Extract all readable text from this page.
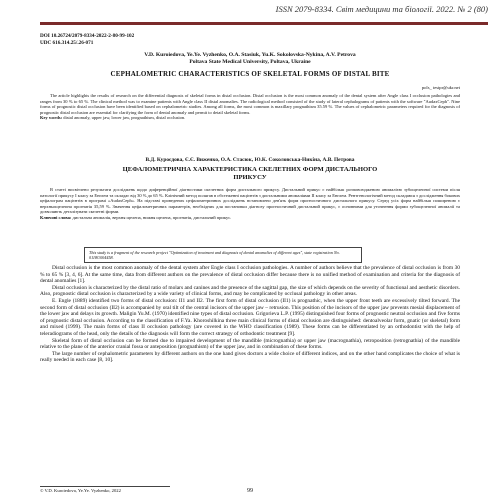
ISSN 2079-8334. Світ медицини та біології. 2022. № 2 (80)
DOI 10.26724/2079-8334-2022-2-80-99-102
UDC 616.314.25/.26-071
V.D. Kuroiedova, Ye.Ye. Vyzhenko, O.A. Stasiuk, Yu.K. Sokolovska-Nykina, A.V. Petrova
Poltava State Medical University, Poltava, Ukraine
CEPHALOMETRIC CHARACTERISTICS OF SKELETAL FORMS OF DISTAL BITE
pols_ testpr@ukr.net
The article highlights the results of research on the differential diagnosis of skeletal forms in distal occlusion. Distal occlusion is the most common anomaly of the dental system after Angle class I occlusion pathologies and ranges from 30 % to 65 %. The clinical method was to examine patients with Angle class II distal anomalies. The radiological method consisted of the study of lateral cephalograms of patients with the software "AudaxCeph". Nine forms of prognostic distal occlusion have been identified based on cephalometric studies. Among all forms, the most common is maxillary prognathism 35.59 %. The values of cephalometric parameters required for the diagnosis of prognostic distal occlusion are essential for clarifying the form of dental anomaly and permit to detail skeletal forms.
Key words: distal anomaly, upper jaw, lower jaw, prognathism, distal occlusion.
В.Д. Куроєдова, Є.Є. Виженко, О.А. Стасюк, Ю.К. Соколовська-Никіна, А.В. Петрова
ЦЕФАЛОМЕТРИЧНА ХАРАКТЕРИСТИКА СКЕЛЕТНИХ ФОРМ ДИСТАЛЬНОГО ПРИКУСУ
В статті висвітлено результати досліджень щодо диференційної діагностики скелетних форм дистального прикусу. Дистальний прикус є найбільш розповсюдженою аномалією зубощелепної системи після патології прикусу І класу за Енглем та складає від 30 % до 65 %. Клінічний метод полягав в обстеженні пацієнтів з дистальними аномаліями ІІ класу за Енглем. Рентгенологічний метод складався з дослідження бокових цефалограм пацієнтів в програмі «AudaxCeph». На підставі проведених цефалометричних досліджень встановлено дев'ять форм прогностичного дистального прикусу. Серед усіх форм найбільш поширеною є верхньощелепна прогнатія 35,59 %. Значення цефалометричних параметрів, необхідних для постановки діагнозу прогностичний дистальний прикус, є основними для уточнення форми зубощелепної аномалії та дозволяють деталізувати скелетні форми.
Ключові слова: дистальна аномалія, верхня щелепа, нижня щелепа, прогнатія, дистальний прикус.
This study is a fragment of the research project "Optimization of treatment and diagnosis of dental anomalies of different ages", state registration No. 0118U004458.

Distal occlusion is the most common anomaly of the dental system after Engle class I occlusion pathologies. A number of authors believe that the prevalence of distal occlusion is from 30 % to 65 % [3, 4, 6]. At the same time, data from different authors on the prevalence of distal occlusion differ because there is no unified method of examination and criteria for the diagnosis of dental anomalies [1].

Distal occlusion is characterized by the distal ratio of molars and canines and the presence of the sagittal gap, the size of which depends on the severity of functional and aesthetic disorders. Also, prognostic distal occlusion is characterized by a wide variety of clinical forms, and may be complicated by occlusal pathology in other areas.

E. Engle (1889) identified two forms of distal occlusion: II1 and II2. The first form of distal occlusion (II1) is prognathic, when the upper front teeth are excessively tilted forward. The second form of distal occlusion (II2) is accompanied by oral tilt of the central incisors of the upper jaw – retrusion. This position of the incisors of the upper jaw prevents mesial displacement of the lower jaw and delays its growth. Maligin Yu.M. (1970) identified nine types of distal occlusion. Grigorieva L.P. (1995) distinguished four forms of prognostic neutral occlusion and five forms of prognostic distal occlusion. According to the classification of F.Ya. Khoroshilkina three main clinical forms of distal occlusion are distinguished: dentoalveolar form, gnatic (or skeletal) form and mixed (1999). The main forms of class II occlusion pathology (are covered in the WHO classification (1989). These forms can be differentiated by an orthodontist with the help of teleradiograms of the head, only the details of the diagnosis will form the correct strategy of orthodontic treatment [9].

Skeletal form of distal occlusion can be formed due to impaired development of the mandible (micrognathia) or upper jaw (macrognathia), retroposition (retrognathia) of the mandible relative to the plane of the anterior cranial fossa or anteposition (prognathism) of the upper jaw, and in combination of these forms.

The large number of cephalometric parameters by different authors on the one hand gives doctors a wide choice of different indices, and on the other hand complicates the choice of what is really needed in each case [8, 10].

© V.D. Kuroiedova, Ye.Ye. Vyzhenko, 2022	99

#####

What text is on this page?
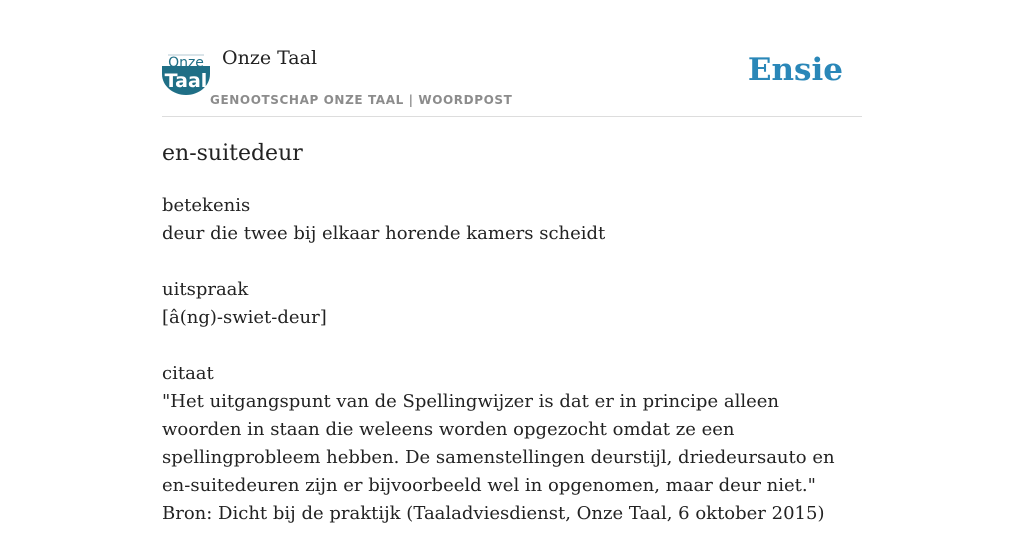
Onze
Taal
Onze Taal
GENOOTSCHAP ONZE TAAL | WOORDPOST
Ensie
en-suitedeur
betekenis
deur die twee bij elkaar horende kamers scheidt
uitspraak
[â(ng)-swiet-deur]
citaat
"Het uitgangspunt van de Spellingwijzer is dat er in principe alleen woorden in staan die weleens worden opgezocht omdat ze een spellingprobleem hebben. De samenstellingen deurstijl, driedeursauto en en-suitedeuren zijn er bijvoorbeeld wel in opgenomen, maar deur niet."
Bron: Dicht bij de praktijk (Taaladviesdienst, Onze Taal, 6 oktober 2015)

#####

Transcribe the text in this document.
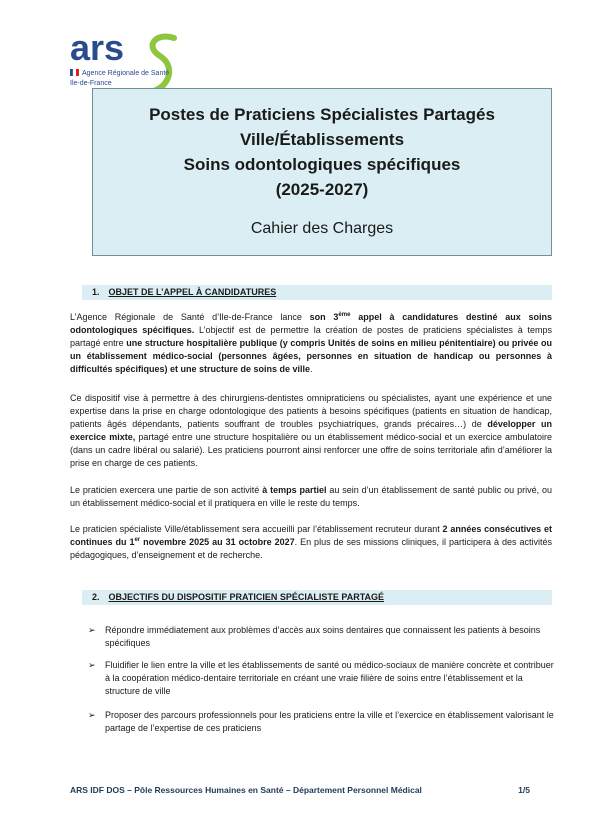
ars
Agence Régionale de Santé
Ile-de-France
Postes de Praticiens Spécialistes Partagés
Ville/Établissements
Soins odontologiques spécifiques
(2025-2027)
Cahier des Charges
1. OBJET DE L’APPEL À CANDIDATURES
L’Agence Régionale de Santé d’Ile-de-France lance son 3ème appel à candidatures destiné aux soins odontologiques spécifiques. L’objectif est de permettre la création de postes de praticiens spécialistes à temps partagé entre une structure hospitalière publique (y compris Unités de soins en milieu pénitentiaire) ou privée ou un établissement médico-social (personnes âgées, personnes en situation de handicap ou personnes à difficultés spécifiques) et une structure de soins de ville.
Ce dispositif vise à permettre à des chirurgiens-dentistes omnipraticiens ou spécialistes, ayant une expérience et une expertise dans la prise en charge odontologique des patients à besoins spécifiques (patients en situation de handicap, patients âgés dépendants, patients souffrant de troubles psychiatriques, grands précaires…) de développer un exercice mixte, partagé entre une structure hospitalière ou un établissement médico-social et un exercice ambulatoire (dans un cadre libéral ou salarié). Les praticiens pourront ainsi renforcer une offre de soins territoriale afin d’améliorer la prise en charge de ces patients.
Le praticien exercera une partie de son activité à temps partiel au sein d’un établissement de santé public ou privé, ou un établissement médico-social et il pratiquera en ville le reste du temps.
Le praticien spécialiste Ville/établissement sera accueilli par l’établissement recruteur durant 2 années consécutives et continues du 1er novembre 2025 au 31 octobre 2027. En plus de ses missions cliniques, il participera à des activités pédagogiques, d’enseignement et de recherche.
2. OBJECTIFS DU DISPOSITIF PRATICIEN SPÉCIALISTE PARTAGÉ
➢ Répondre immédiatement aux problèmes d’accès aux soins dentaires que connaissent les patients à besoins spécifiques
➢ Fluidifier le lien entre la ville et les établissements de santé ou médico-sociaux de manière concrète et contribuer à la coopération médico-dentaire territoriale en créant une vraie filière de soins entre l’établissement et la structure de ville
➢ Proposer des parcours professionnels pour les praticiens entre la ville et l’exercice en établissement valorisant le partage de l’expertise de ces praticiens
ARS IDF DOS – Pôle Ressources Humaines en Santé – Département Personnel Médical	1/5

#####

Only lines with the word "France" go in the answer. Take them all from the entries above.

Ile-de-France
L’Agence Régionale de Santé d’Ile-de-France lance son 3ème appel à candidatures destiné aux soins odontologiques spécifiques. L’objectif est de permettre la création de postes de praticiens spécialistes à temps partagé entre une structure hospitalière publique (y compris Unités de soins en milieu pénitentiaire) ou privée ou un établissement médico-social (personnes âgées, personnes en situation de handicap ou personnes à difficultés spécifiques) et une structure de soins de ville.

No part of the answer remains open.